■ Exercise instructions:
In the listing that follows, count every line with the word "Land" in it and write only the total.

■ Listing:
________
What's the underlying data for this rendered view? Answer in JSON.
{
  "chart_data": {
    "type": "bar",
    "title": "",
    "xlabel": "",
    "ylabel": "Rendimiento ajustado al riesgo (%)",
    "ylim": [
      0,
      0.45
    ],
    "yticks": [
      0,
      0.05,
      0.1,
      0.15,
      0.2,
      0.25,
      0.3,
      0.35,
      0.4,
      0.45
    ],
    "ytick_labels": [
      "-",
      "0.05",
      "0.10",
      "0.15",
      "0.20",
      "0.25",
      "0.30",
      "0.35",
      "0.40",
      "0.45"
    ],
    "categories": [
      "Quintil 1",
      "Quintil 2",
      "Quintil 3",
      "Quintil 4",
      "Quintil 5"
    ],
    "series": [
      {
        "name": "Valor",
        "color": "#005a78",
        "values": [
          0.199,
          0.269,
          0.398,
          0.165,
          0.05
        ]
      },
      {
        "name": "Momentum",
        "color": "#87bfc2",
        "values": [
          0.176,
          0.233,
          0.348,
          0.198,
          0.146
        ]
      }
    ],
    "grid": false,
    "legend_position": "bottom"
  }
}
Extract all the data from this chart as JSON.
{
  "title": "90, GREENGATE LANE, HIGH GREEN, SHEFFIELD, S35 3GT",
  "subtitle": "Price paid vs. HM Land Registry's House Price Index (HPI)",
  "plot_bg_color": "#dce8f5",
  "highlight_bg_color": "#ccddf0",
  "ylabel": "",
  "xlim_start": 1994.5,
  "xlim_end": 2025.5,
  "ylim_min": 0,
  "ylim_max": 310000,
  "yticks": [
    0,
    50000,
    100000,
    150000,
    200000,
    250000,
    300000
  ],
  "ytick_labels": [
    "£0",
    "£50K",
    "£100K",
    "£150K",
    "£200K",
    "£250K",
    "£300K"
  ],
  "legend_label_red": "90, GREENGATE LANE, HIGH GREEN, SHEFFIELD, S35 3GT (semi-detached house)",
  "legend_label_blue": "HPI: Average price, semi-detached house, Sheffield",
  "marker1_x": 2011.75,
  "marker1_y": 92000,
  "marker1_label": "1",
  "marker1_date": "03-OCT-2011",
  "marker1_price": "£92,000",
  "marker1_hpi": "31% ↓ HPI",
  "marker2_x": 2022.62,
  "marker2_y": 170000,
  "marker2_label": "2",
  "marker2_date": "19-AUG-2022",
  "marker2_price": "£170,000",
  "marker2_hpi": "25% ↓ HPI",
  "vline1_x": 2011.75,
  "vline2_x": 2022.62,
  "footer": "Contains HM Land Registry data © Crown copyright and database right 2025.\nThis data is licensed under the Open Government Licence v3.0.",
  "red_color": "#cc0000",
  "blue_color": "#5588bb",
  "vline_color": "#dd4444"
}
________
■ Solution to the exercise:
2